[BEGIN READING TEXT]

An Audio DSP on RP2040

posted 2025 January 30

2241 words // est. 12 min. read

tags: embedded, programming, music

I originally undertook this work between late 2021 and early 2022 but never got around to writing about it. It was a fun process with a desirable result, so I now provide the details here, to the best of my knowledge.

Transforming Audio in Real Time

It is possible to apply all sorts of changes to audio signals as they flow through an audio system ("audio system" in a very broad sense). These changes can range from mundane (e.g., changing its volume) to exceedingly complex (e.g., noise reduction). I am particularly interested in learning how DSP alters the sound produced by my electric violin in real time (i.e., without detrimental delay in this case). And so, I set out to create an audio DSP engine that would force me to learn the intricacies of real-time digital signal processing.

As a final result, I wanted to be able to play my electric violin, pass the signal into the RP2040, apply a transformation to the signal, and hear the result on my amp. There were two significant challenges in achieving this: assembling the circuitry to pass the signal to and from the RP2040, and designing the software to handle real-time audio processing.

Transforming the Signal for Sampling

Just a bit of forewarning: the hardware configuration that I present here may be far from optimal and may actually be damaging to some equipment. While I performed my due diligence in constructing this system, I believe it is far from production-quality and could use significant optimization from a hardware perspective.

Since I regularly interact with embedded hardware, I am familiar with a large breadth of concepts in electrical and computer engineering. However, there were gaps in my knowledge to fill to make breadboarding this possible. I had to take an analog signal from my electric violin and pass it to the RP2040. It is easy enough to acquire a socket for a 1/4-inch jack, but after that is where the process becomes more complex.

The first concern is that the violin outputs a signal that naturally oscillates between positive and negative voltages while the ADC on the RP2040 only normally measures non-negative voltage values (see the MIN and MAX values of the oscilloscope). The signal is oscillating between -184 mV and 184 mV (and nearly perfectly at 440 Hz, according to the scope). Oscilloscope showing instrument signal oscillating between positive and negative voltages.

I needed to shift the output voltage from the violin such that the resulting values would only be positive. To handle this issue, I make classic use of an op-amp and some resistors to both buffer the signal and to shift that raw signal into the positive range.

The second concern, also addressable with an op-amp, is the amplitude of the signal. The pickup in my electric violin emits a relatively small electrical signal (compared to the 3.3-V range of the RP2040 ADC). The smaller the amplitude of the signal, the closer it is to noise in the circuit. We want the signal to be intelligible and stand prominently against any noise. However, if the amplitude of the signal is too great, it can easily exceed the 0-3.3 V range of the RP2040's ADC. This is one instance where undesirable clipping can occur.

Again using resistors and the op-amp, one can scale the input signal up or down by choosing the right resistors. If I had a potentiometer on hand at the time, this would have been a prime use case for it: a volume knob. The TI LM4562 (leftmost DIP) provides two op-amps that I used to fulfill the aforementioned purposes. The other DIP is a MAX1044, which I used to generate a negative voltage for input to the LM4562.

The audio DSP circuit.

With that, the signal becomes one we can sample quite easily with the ADC.

The signal after buffering and shifting it using an op-amp.

Because the next step is writing software, things became a lot simpler for a while.

[END READING TEXT]

WORK TO DO: From the write-up on the RP2040 audio DSP, quote word for word the passage that begins with the words containing "With that, the" and ends with "for a while.".

[BEGIN GIVEN ENTRIES]

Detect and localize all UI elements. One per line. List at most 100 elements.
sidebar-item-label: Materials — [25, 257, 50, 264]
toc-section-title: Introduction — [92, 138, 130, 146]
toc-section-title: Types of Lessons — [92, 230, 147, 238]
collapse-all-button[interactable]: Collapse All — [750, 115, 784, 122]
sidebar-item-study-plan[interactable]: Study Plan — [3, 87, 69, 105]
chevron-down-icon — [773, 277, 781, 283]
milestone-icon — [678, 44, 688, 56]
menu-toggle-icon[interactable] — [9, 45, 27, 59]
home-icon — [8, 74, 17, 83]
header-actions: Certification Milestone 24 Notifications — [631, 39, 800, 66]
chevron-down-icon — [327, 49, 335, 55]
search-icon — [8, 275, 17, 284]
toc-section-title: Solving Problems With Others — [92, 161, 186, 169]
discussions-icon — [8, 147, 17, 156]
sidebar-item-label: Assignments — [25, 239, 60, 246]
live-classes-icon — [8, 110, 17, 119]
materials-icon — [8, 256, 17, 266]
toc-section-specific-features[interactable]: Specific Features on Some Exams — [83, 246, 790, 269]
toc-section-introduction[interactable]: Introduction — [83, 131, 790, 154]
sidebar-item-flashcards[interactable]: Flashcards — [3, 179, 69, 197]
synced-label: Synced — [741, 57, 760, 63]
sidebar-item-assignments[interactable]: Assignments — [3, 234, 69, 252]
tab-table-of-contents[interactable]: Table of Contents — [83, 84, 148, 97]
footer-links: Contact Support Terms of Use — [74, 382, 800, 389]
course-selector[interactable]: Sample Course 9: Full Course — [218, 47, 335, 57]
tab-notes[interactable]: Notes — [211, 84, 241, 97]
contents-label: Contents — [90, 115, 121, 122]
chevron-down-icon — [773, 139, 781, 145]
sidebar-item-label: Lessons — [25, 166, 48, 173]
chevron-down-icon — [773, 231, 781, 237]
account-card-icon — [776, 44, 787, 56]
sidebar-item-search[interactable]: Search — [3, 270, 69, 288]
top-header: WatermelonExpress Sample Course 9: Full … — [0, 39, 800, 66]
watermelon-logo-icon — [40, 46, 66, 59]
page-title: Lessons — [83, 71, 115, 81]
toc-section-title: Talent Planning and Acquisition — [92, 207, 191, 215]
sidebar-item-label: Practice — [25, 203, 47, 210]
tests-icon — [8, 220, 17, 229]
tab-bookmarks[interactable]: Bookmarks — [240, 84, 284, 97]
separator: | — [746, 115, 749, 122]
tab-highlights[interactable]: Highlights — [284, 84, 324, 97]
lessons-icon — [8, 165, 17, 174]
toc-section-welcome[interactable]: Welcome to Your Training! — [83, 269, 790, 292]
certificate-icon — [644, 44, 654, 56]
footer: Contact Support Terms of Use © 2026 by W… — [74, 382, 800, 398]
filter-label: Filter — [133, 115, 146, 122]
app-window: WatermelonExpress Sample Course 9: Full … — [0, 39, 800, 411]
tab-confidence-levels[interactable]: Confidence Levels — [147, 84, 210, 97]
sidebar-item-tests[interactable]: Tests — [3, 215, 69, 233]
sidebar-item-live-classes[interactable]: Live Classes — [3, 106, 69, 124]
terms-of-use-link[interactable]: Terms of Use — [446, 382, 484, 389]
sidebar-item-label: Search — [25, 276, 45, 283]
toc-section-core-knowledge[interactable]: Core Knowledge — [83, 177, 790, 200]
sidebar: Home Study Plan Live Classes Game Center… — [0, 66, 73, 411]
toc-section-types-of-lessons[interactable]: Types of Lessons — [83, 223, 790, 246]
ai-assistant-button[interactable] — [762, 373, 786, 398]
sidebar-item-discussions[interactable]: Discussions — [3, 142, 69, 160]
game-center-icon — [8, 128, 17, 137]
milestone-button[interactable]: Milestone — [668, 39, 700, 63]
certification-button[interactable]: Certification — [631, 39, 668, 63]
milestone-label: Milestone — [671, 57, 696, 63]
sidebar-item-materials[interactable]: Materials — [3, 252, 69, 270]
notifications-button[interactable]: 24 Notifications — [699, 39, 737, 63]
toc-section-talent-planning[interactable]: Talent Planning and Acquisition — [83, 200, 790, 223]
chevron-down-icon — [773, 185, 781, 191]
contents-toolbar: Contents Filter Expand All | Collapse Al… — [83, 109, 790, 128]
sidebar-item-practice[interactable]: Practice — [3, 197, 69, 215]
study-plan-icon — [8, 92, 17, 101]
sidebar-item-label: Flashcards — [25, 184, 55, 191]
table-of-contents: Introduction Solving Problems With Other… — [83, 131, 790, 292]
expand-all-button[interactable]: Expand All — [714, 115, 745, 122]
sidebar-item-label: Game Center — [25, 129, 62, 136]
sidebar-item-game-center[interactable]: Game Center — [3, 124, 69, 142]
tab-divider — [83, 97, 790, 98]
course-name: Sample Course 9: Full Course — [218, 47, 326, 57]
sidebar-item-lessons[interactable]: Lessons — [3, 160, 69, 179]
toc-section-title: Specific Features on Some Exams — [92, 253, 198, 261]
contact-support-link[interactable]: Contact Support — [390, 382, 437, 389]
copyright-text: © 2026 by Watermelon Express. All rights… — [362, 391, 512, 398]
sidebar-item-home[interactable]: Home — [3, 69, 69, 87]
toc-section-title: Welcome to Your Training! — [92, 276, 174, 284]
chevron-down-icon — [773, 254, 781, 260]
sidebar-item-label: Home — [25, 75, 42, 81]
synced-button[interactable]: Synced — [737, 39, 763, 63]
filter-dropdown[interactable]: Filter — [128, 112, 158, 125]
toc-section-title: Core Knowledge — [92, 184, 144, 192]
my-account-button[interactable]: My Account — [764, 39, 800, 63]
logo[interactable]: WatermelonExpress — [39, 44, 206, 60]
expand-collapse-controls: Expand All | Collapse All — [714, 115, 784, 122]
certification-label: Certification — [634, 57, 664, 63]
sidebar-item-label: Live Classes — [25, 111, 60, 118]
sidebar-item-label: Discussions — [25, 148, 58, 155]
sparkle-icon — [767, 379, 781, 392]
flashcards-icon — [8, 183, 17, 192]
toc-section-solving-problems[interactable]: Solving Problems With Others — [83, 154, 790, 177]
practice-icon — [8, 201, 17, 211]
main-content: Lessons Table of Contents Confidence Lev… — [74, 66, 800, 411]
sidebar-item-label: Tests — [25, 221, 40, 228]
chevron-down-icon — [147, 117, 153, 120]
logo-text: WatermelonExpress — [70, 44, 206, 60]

[END GIVEN ENTRIES]

SOLUTION TO THE PROBLEM:
With that, the signal becomes one we can sample quite easily with the ADC.

The signal after buffering and shifting it using an op-amp.

Because the next step is writing software, things became a lot simpler for a while.